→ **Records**
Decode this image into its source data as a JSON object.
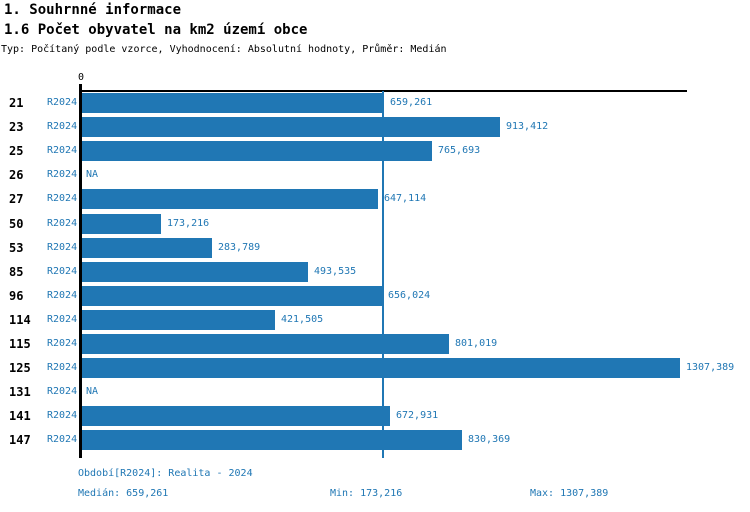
{
  "header": {
    "title_line1": "1. Souhrnné informace",
    "title_line2": "1.6 Počet obyvatel na km2 území obce",
    "subtitle": "Typ: Počítaný podle vzorce, Vyhodnocení: Absolutní hodnoty, Průměr: Medián"
  },
  "colors": {
    "bar_blue": "#2077b4",
    "text_blue": "#2077b4",
    "axis_black": "#000000"
  },
  "chart_data": {
    "type": "bar",
    "orientation": "horizontal",
    "title": "1.6 Počet obyvatel na km2 území obce",
    "categories": [
      "21",
      "23",
      "25",
      "26",
      "27",
      "50",
      "53",
      "85",
      "96",
      "114",
      "115",
      "125",
      "131",
      "141",
      "147"
    ],
    "series": [
      {
        "name": "R2024",
        "values": [
          659.261,
          913.412,
          765.693,
          null,
          647.114,
          173.216,
          283.789,
          493.535,
          656.024,
          421.505,
          801.019,
          1307.389,
          null,
          672.931,
          830.369
        ]
      }
    ],
    "value_labels": [
      "659,261",
      "913,412",
      "765,693",
      "NA",
      "647,114",
      "173,216",
      "283,789",
      "493,535",
      "656,024",
      "421,505",
      "801,019",
      "1307,389",
      "NA",
      "672,931",
      "830,369"
    ],
    "na_text": "NA",
    "series_label": "R2024",
    "xlim": [
      0,
      1322
    ],
    "x_axis_tick_labels": [
      "0"
    ],
    "median_value": 659.261,
    "grid": false,
    "legend": false
  },
  "footer": {
    "period": "Období[R2024]: Realita - 2024",
    "median": "Medián: 659,261",
    "min": "Min: 173,216",
    "max": "Max: 1307,389"
  }
}
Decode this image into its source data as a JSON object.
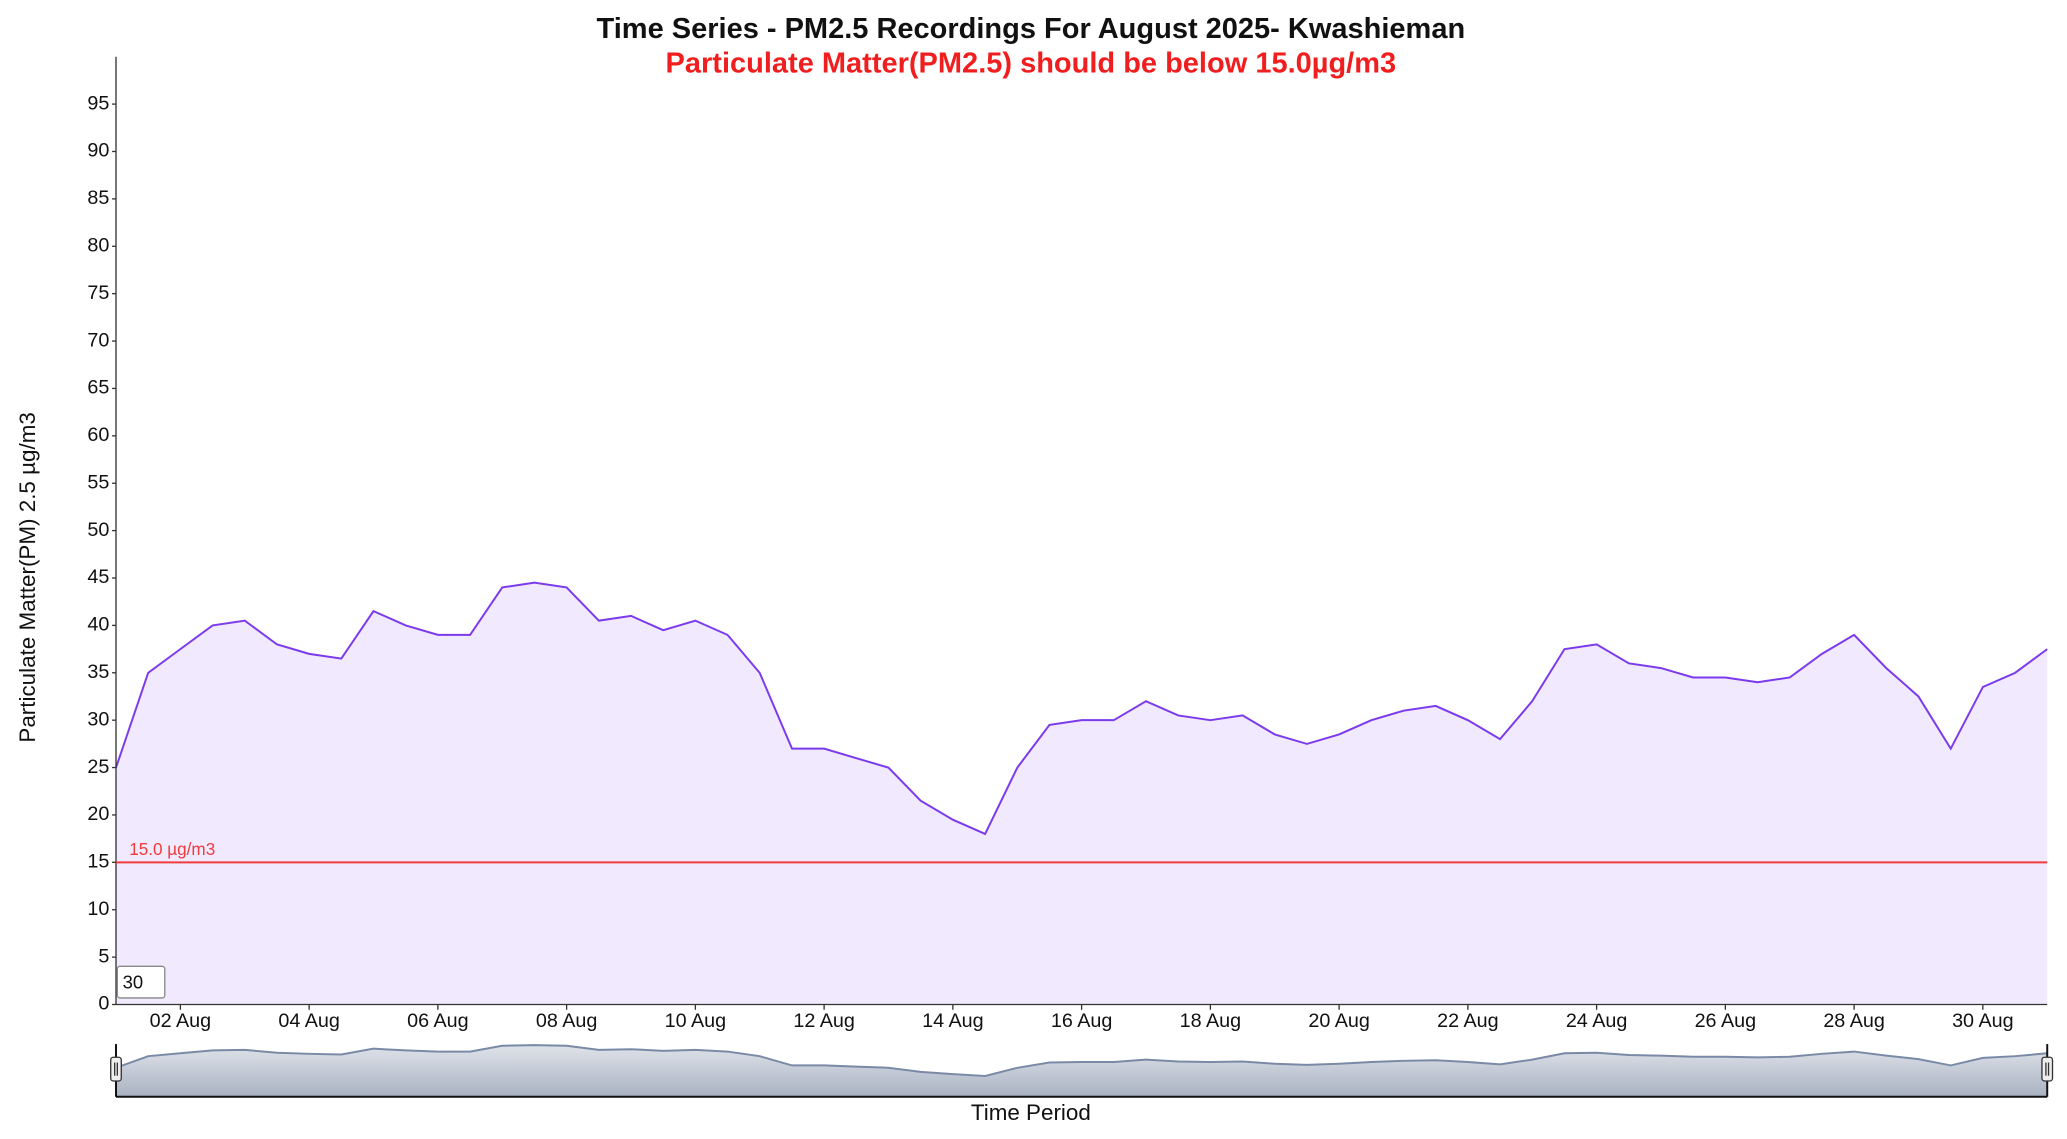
{
  "chart_data": {
    "type": "area",
    "title": "Time Series - PM2.5 Recordings For August 2025- Kwashieman",
    "subtitle": "Particulate Matter(PM2.5) should be below 15.0µg/m3",
    "y_label": "Particulate Matter(PM) 2.5 µg/m3",
    "x_label": "Time Period",
    "color": "#7c3aed",
    "fill": "#f1e9fe",
    "x": [
      1,
      1.5,
      2,
      2.5,
      3,
      3.5,
      4,
      4.5,
      5,
      5.5,
      6,
      6.5,
      7,
      7.5,
      8,
      8.5,
      9,
      9.5,
      10,
      10.5,
      11,
      11.5,
      12,
      12.5,
      13,
      13.5,
      14,
      14.5,
      15,
      15.5,
      16,
      16.5,
      17,
      17.5,
      18,
      18.5,
      19,
      19.5,
      20,
      20.5,
      21,
      21.5,
      22,
      22.5,
      23,
      23.5,
      24,
      24.5,
      25,
      25.5,
      26,
      26.5,
      27,
      27.5,
      28,
      28.5,
      29,
      29.5,
      30,
      30.5,
      31
    ],
    "values": [
      25,
      35,
      37.5,
      40,
      40.5,
      38,
      37,
      36.5,
      41.5,
      40,
      39,
      39,
      44,
      44.5,
      44,
      40.5,
      41,
      39.5,
      40.5,
      39,
      35,
      27,
      27,
      26,
      25,
      21.5,
      19.5,
      18,
      25,
      29.5,
      30,
      30,
      32,
      30.5,
      30,
      30.5,
      28.5,
      27.5,
      28.5,
      30,
      31,
      31.5,
      30,
      28,
      32,
      37.5,
      38,
      36,
      35.5,
      34.5,
      34.5,
      34,
      34.5,
      37,
      39,
      35.5,
      32.5,
      27,
      33.5,
      35,
      37.5
    ],
    "xlim": [
      1,
      31
    ],
    "xticks": [
      {
        "value": 2,
        "label": "02 Aug"
      },
      {
        "value": 4,
        "label": "04 Aug"
      },
      {
        "value": 6,
        "label": "06 Aug"
      },
      {
        "value": 8,
        "label": "08 Aug"
      },
      {
        "value": 10,
        "label": "10 Aug"
      },
      {
        "value": 12,
        "label": "12 Aug"
      },
      {
        "value": 14,
        "label": "14 Aug"
      },
      {
        "value": 16,
        "label": "16 Aug"
      },
      {
        "value": 18,
        "label": "18 Aug"
      },
      {
        "value": 20,
        "label": "20 Aug"
      },
      {
        "value": 22,
        "label": "22 Aug"
      },
      {
        "value": 24,
        "label": "24 Aug"
      },
      {
        "value": 26,
        "label": "26 Aug"
      },
      {
        "value": 28,
        "label": "28 Aug"
      },
      {
        "value": 30,
        "label": "30 Aug"
      }
    ],
    "ylim": [
      0,
      100
    ],
    "yticks": [
      0,
      5,
      10,
      15,
      20,
      25,
      30,
      35,
      40,
      45,
      50,
      55,
      60,
      65,
      70,
      75,
      80,
      85,
      90,
      95
    ],
    "threshold": {
      "value": 15,
      "label": "15.0 µg/m3",
      "color": "#f03c3c"
    },
    "range_input": 30
  }
}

→ **DIRECTIONS FOR THIS TASK**
Return the listing above unchanged, apart from dropping its pictures.

→ **FINISHED TASK**
Decode this image into its source data as a JSON object.
{
  "header": {
    "title_line1": "1. Souhrnné informace",
    "title_line2": "1.6 Počet obyvatel na km2 území obce",
    "subtitle": "Typ: Počítaný podle vzorce, Vyhodnocení: Absolutní hodnoty, Průměr: Medián"
  },
  "colors": {
    "bar_blue": "#2077b4",
    "text_blue": "#2077b4",
    "axis_black": "#000000"
  },
  "chart_data": {
    "type": "bar",
    "orientation": "horizontal",
    "title": "1.6 Počet obyvatel na km2 území obce",
    "categories": [
      "21",
      "23",
      "25",
      "26",
      "27",
      "50",
      "53",
      "85",
      "96",
      "114",
      "115",
      "125",
      "131",
      "141",
      "147"
    ],
    "series": [
      {
        "name": "R2024",
        "values": [
          659.261,
          913.412,
          765.693,
          null,
          647.114,
          173.216,
          283.789,
          493.535,
          656.024,
          421.505,
          801.019,
          1307.389,
          null,
          672.931,
          830.369
        ]
      }
    ],
    "value_labels": [
      "659,261",
      "913,412",
      "765,693",
      "NA",
      "647,114",
      "173,216",
      "283,789",
      "493,535",
      "656,024",
      "421,505",
      "801,019",
      "1307,389",
      "NA",
      "672,931",
      "830,369"
    ],
    "na_text": "NA",
    "series_label": "R2024",
    "xlim": [
      0,
      1322
    ],
    "x_axis_tick_labels": [
      "0"
    ],
    "median_value": 659.261,
    "grid": false,
    "legend": false
  },
  "footer": {
    "period": "Období[R2024]: Realita - 2024",
    "median": "Medián: 659,261",
    "min": "Min: 173,216",
    "max": "Max: 1307,389"
  }
}
Decode this image into its source data as a JSON object.
{
  "chart_data": {
    "type": "area",
    "title": "Time Series - PM2.5 Recordings For August 2025- Kwashieman",
    "subtitle": "Particulate Matter(PM2.5) should be below 15.0µg/m3",
    "y_label": "Particulate Matter(PM) 2.5 µg/m3",
    "x_label": "Time Period",
    "color": "#7c3aed",
    "fill": "#f1e9fe",
    "x": [
      1,
      1.5,
      2,
      2.5,
      3,
      3.5,
      4,
      4.5,
      5,
      5.5,
      6,
      6.5,
      7,
      7.5,
      8,
      8.5,
      9,
      9.5,
      10,
      10.5,
      11,
      11.5,
      12,
      12.5,
      13,
      13.5,
      14,
      14.5,
      15,
      15.5,
      16,
      16.5,
      17,
      17.5,
      18,
      18.5,
      19,
      19.5,
      20,
      20.5,
      21,
      21.5,
      22,
      22.5,
      23,
      23.5,
      24,
      24.5,
      25,
      25.5,
      26,
      26.5,
      27,
      27.5,
      28,
      28.5,
      29,
      29.5,
      30,
      30.5,
      31
    ],
    "values": [
      25,
      35,
      37.5,
      40,
      40.5,
      38,
      37,
      36.5,
      41.5,
      40,
      39,
      39,
      44,
      44.5,
      44,
      40.5,
      41,
      39.5,
      40.5,
      39,
      35,
      27,
      27,
      26,
      25,
      21.5,
      19.5,
      18,
      25,
      29.5,
      30,
      30,
      32,
      30.5,
      30,
      30.5,
      28.5,
      27.5,
      28.5,
      30,
      31,
      31.5,
      30,
      28,
      32,
      37.5,
      38,
      36,
      35.5,
      34.5,
      34.5,
      34,
      34.5,
      37,
      39,
      35.5,
      32.5,
      27,
      33.5,
      35,
      37.5
    ],
    "xlim": [
      1,
      31
    ],
    "xticks": [
      {
        "value": 2,
        "label": "02 Aug"
      },
      {
        "value": 4,
        "label": "04 Aug"
      },
      {
        "value": 6,
        "label": "06 Aug"
      },
      {
        "value": 8,
        "label": "08 Aug"
      },
      {
        "value": 10,
        "label": "10 Aug"
      },
      {
        "value": 12,
        "label": "12 Aug"
      },
      {
        "value": 14,
        "label": "14 Aug"
      },
      {
        "value": 16,
        "label": "16 Aug"
      },
      {
        "value": 18,
        "label": "18 Aug"
      },
      {
        "value": 20,
        "label": "20 Aug"
      },
      {
        "value": 22,
        "label": "22 Aug"
      },
      {
        "value": 24,
        "label": "24 Aug"
      },
      {
        "value": 26,
        "label": "26 Aug"
      },
      {
        "value": 28,
        "label": "28 Aug"
      },
      {
        "value": 30,
        "label": "30 Aug"
      }
    ],
    "ylim": [
      0,
      100
    ],
    "yticks": [
      0,
      5,
      10,
      15,
      20,
      25,
      30,
      35,
      40,
      45,
      50,
      55,
      60,
      65,
      70,
      75,
      80,
      85,
      90,
      95
    ],
    "threshold": {
      "value": 15,
      "label": "15.0 µg/m3",
      "color": "#f03c3c"
    },
    "range_input": 30
  }
}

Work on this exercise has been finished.